### Short exercise
Repeat the lines below exactly as they appear, but leave out the images.

*** Dataset excerpts ***

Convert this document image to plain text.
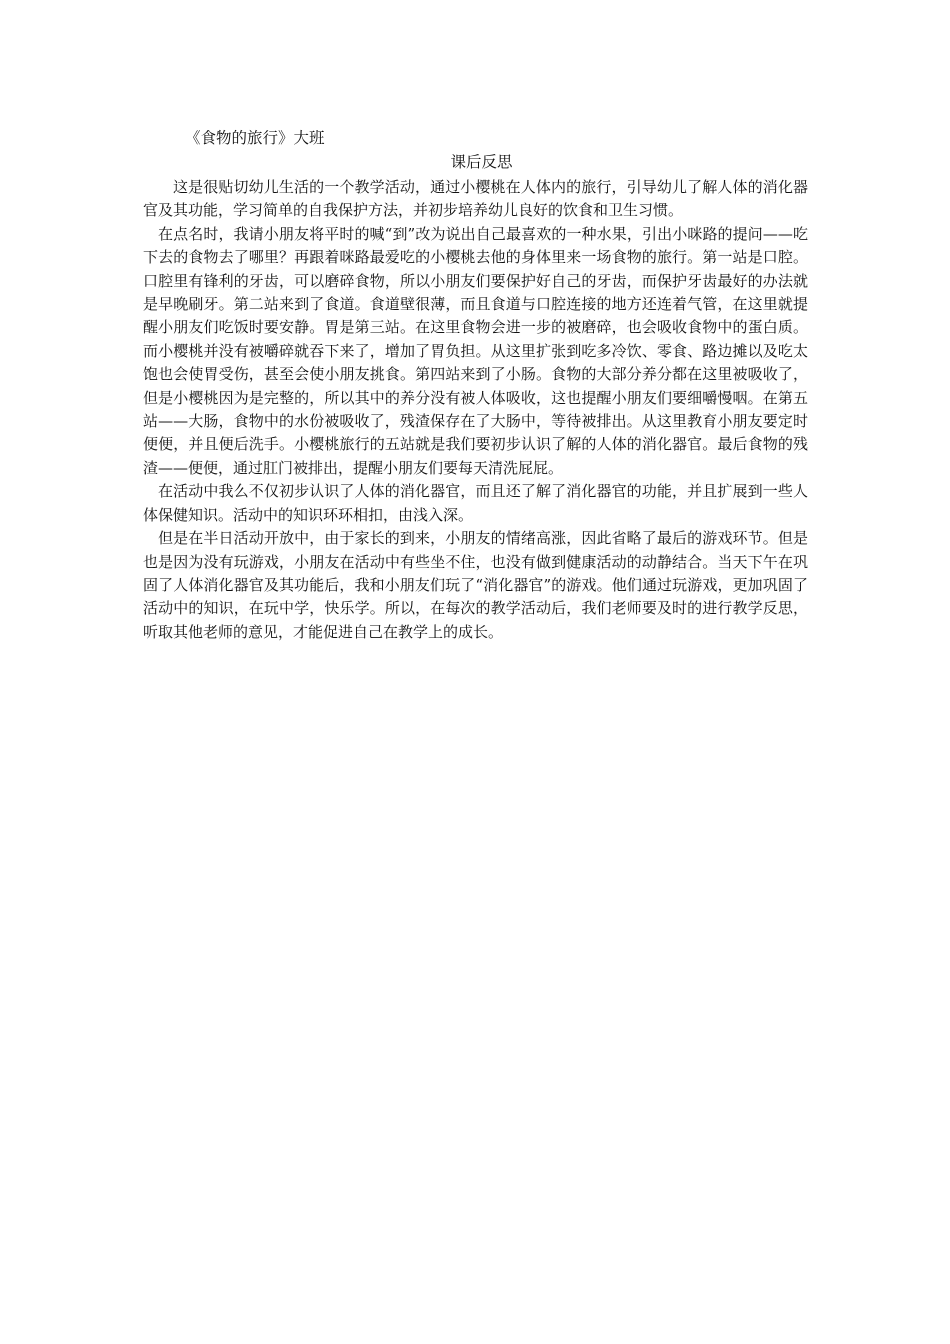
《食物的旅行》大班
课后反思

这是很贴切幼儿生活的一个教学活动，通过小樱桃在人体内的旅行，引导幼儿了解人体的消化器官及其功能，学习简单的自我保护方法，并初步培养幼儿良好的饮食和卫生习惯。

在点名时，我请小朋友将平时的喊“到”改为说出自己最喜欢的一种水果，引出小咪路的提问——吃下去的食物去了哪里？再跟着咪路最爱吃的小樱桃去他的身体里来一场食物的旅行。第一站是口腔。口腔里有锋利的牙齿，可以磨碎食物，所以小朋友们要保护好自己的牙齿，而保护牙齿最好的办法就是早晚刷牙。第二站来到了食道。食道壁很薄，而且食道与口腔连接的地方还连着气管，在这里就提醒小朋友们吃饭时要安静。胃是第三站。在这里食物会进一步的被磨碎，也会吸收食物中的蛋白质。而小樱桃并没有被嚼碎就吞下来了，增加了胃负担。从这里扩张到吃多冷饮、零食、路边摊以及吃太饱也会使胃受伤，甚至会使小朋友挑食。第四站来到了小肠。食物的大部分养分都在这里被吸收了，但是小樱桃因为是完整的，所以其中的养分没有被人体吸收，这也提醒小朋友们要细嚼慢咽。在第五站——大肠，食物中的水份被吸收了，残渣保存在了大肠中，等待被排出。从这里教育小朋友要定时便便，并且便后洗手。小樱桃旅行的五站就是我们要初步认识了解的人体的消化器官。最后食物的残渣——便便，通过肛门被排出，提醒小朋友们要每天清洗屁屁。

在活动中我么不仅初步认识了人体的消化器官，而且还了解了消化器官的功能，并且扩展到一些人体保健知识。活动中的知识环环相扣，由浅入深。

但是在半日活动开放中，由于家长的到来，小朋友的情绪高涨，因此省略了最后的游戏环节。但是也是因为没有玩游戏，小朋友在活动中有些坐不住，也没有做到健康活动的动静结合。当天下午在巩固了人体消化器官及其功能后，我和小朋友们玩了“消化器官”的游戏。他们通过玩游戏，更加巩固了活动中的知识，在玩中学，快乐学。所以，在每次的教学活动后，我们老师要及时的进行教学反思，听取其他老师的意见，才能促进自己在教学上的成长。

***

### Response
Convert this document image to plain text.
《食物的旅行》大班
课后反思

这是很贴切幼儿生活的一个教学活动，通过小樱桃在人体内的旅行，引导幼儿了解人体的消化器官及其功能，学习简单的自我保护方法，并初步培养幼儿良好的饮食和卫生习惯。

在点名时，我请小朋友将平时的喊“到”改为说出自己最喜欢的一种水果，引出小咪路的提问——吃下去的食物去了哪里？再跟着咪路最爱吃的小樱桃去他的身体里来一场食物的旅行。第一站是口腔。口腔里有锋利的牙齿，可以磨碎食物，所以小朋友们要保护好自己的牙齿，而保护牙齿最好的办法就是早晚刷牙。第二站来到了食道。食道壁很薄，而且食道与口腔连接的地方还连着气管，在这里就提醒小朋友们吃饭时要安静。胃是第三站。在这里食物会进一步的被磨碎，也会吸收食物中的蛋白质。而小樱桃并没有被嚼碎就吞下来了，增加了胃负担。从这里扩张到吃多冷饮、零食、路边摊以及吃太饱也会使胃受伤，甚至会使小朋友挑食。第四站来到了小肠。食物的大部分养分都在这里被吸收了，但是小樱桃因为是完整的，所以其中的养分没有被人体吸收，这也提醒小朋友们要细嚼慢咽。在第五站——大肠，食物中的水份被吸收了，残渣保存在了大肠中，等待被排出。从这里教育小朋友要定时便便，并且便后洗手。小樱桃旅行的五站就是我们要初步认识了解的人体的消化器官。最后食物的残渣——便便，通过肛门被排出，提醒小朋友们要每天清洗屁屁。

在活动中我么不仅初步认识了人体的消化器官，而且还了解了消化器官的功能，并且扩展到一些人体保健知识。活动中的知识环环相扣，由浅入深。

但是在半日活动开放中，由于家长的到来，小朋友的情绪高涨，因此省略了最后的游戏环节。但是也是因为没有玩游戏，小朋友在活动中有些坐不住，也没有做到健康活动的动静结合。当天下午在巩固了人体消化器官及其功能后，我和小朋友们玩了“消化器官”的游戏。他们通过玩游戏，更加巩固了活动中的知识，在玩中学，快乐学。所以，在每次的教学活动后，我们老师要及时的进行教学反思，听取其他老师的意见，才能促进自己在教学上的成长。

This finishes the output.